[Data tied to figure images]
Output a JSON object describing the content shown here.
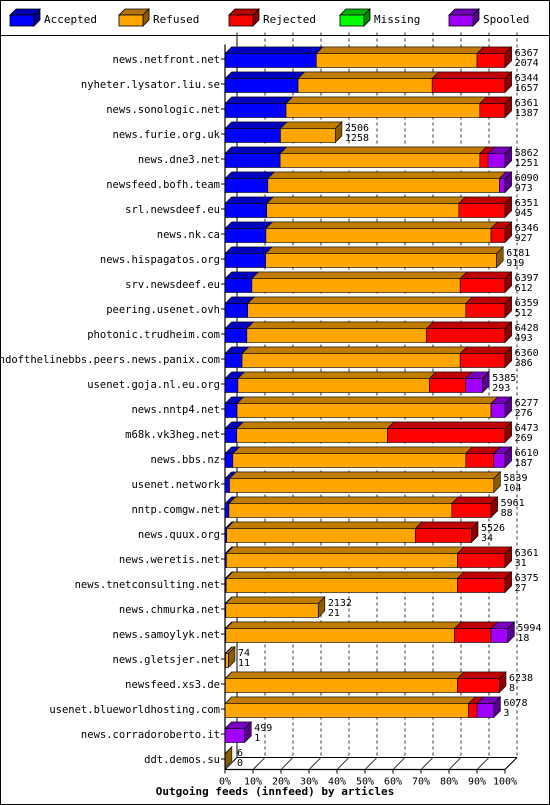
{
  "chart_data": {
    "type": "bar",
    "orientation": "horizontal",
    "stacked": true,
    "xlabel": "Outgoing feeds (innfeed) by articles",
    "xlim": [
      0,
      100
    ],
    "x_unit": "%",
    "grid": true,
    "legend_position": "top",
    "tick_labels": [
      "0%",
      "10%",
      "20%",
      "30%",
      "40%",
      "50%",
      "60%",
      "70%",
      "80%",
      "90%",
      "100%"
    ],
    "series": [
      {
        "name": "Accepted",
        "color": "#0000ff"
      },
      {
        "name": "Refused",
        "color": "#ffa500"
      },
      {
        "name": "Rejected",
        "color": "#ff0000"
      },
      {
        "name": "Missing",
        "color": "#00ff00"
      },
      {
        "name": "Spooled",
        "color": "#a000ff"
      }
    ],
    "rows": [
      {
        "label": "news.netfront.net",
        "total": "6367",
        "accepted": "2074",
        "pct": [
          32.6,
          57.4,
          10.0,
          0,
          0
        ]
      },
      {
        "label": "nyheter.lysator.liu.se",
        "total": "6344",
        "accepted": "1657",
        "pct": [
          26.1,
          47.9,
          26.0,
          0,
          0
        ]
      },
      {
        "label": "news.sonologic.net",
        "total": "6361",
        "accepted": "1387",
        "pct": [
          21.8,
          69.2,
          9.0,
          0,
          0
        ]
      },
      {
        "label": "news.furie.org.uk",
        "total": "2506",
        "accepted": "1258",
        "pct": [
          19.8,
          19.6,
          0,
          0,
          0
        ]
      },
      {
        "label": "news.dne3.net",
        "total": "5862",
        "accepted": "1251",
        "pct": [
          19.7,
          71.3,
          3.0,
          0,
          6.0
        ]
      },
      {
        "label": "newsfeed.bofh.team",
        "total": "6090",
        "accepted": "973",
        "pct": [
          15.3,
          82.7,
          0,
          0,
          2.0
        ]
      },
      {
        "label": "srl.newsdeef.eu",
        "total": "6351",
        "accepted": "945",
        "pct": [
          14.9,
          68.6,
          16.5,
          0,
          0
        ]
      },
      {
        "label": "news.nk.ca",
        "total": "6346",
        "accepted": "927",
        "pct": [
          14.6,
          80.4,
          5.0,
          0,
          0
        ]
      },
      {
        "label": "news.hispagatos.org",
        "total": "6181",
        "accepted": "919",
        "pct": [
          14.5,
          82.5,
          0,
          0,
          0
        ]
      },
      {
        "label": "srv.newsdeef.eu",
        "total": "6397",
        "accepted": "612",
        "pct": [
          9.6,
          74.4,
          16.0,
          0,
          0
        ]
      },
      {
        "label": "peering.usenet.ovh",
        "total": "6359",
        "accepted": "512",
        "pct": [
          8.1,
          77.9,
          14.0,
          0,
          0
        ]
      },
      {
        "label": "photonic.trudheim.com",
        "total": "6428",
        "accepted": "493",
        "pct": [
          7.8,
          64.2,
          28.0,
          0,
          0
        ]
      },
      {
        "label": "endofthelinebbs.peers.news.panix.com",
        "total": "6360",
        "accepted": "386",
        "pct": [
          6.1,
          77.9,
          16.0,
          0,
          0
        ]
      },
      {
        "label": "usenet.goja.nl.eu.org",
        "total": "5385",
        "accepted": "293",
        "pct": [
          4.6,
          68.4,
          13.0,
          0,
          6.0
        ]
      },
      {
        "label": "news.nntp4.net",
        "total": "6277",
        "accepted": "276",
        "pct": [
          4.3,
          90.7,
          0,
          0,
          5.0
        ]
      },
      {
        "label": "m68k.vk3heg.net",
        "total": "6473",
        "accepted": "269",
        "pct": [
          4.2,
          53.8,
          42.0,
          0,
          0
        ]
      },
      {
        "label": "news.bbs.nz",
        "total": "6610",
        "accepted": "187",
        "pct": [
          2.8,
          83.2,
          10.0,
          0,
          4.0
        ]
      },
      {
        "label": "usenet.network",
        "total": "5839",
        "accepted": "104",
        "pct": [
          1.6,
          94.4,
          0,
          0,
          0
        ]
      },
      {
        "label": "nntp.comgw.net",
        "total": "5961",
        "accepted": "88",
        "pct": [
          1.4,
          79.6,
          14.0,
          0,
          0
        ]
      },
      {
        "label": "news.quux.org",
        "total": "5526",
        "accepted": "34",
        "pct": [
          0.6,
          67.4,
          20.0,
          0,
          0
        ]
      },
      {
        "label": "news.weretis.net",
        "total": "6361",
        "accepted": "31",
        "pct": [
          0.5,
          82.5,
          17.0,
          0,
          0
        ]
      },
      {
        "label": "news.tnetconsulting.net",
        "total": "6375",
        "accepted": "27",
        "pct": [
          0.4,
          82.6,
          17.0,
          0,
          0
        ]
      },
      {
        "label": "news.chmurka.net",
        "total": "2132",
        "accepted": "21",
        "pct": [
          0.3,
          33.0,
          0,
          0,
          0
        ]
      },
      {
        "label": "news.samoylyk.net",
        "total": "5994",
        "accepted": "18",
        "pct": [
          0.3,
          81.7,
          13.0,
          0,
          6.0
        ]
      },
      {
        "label": "news.gletsjer.net",
        "total": "74",
        "accepted": "11",
        "pct": [
          0.2,
          1.0,
          0,
          0,
          0
        ]
      },
      {
        "label": "newsfeed.xs3.de",
        "total": "6238",
        "accepted": "8",
        "pct": [
          0.1,
          82.9,
          15.0,
          0,
          0
        ]
      },
      {
        "label": "usenet.blueworldhosting.com",
        "total": "6078",
        "accepted": "3",
        "pct": [
          0.05,
          86.95,
          3.0,
          0,
          6.0
        ]
      },
      {
        "label": "news.corradoroberto.it",
        "total": "499",
        "accepted": "1",
        "pct": [
          0.02,
          0,
          0,
          0,
          7.0
        ]
      },
      {
        "label": "ddt.demos.su",
        "total": "6",
        "accepted": "0",
        "pct": [
          0,
          0.1,
          0,
          0,
          0
        ]
      }
    ]
  }
}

TASK DESCRIPTION - Within the records above, how many lines include the word "color"? State the number by itself.

OUTPUT OF THE EXERCISE - 5